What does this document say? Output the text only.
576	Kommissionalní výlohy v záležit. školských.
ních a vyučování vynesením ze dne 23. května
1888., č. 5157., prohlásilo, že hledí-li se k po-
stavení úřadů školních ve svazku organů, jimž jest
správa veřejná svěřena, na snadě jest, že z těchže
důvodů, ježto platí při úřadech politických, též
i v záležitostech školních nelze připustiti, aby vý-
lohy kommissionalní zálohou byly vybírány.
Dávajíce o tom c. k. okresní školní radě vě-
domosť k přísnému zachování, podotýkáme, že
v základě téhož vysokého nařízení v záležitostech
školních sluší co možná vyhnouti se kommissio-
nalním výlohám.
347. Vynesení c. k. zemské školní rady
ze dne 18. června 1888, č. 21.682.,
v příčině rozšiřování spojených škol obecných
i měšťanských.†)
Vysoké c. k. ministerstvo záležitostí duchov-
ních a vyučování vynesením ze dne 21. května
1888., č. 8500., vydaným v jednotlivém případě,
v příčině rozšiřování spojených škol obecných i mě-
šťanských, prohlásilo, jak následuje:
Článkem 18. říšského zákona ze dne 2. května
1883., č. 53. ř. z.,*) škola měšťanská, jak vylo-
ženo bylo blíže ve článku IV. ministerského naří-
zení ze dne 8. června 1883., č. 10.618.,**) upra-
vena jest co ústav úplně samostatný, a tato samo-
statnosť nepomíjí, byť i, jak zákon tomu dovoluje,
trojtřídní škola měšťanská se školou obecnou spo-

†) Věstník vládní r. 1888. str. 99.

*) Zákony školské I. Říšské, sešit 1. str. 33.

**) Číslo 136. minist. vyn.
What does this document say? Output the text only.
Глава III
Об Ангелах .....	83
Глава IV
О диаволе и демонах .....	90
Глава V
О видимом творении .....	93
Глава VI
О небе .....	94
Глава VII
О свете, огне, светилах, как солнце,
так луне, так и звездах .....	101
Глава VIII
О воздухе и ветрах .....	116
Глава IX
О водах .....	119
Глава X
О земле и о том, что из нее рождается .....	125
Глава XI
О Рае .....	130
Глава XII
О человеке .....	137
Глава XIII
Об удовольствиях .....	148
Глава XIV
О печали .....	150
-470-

————————

INSTRUCTIONS TO FOLLOW | In the entries above, identify every line with the string "záležitostech".

WORKED ANSWER |
i v záležitostech školních nelze připustiti, aby vý-
v základě téhož vysokého nařízení v záležitostech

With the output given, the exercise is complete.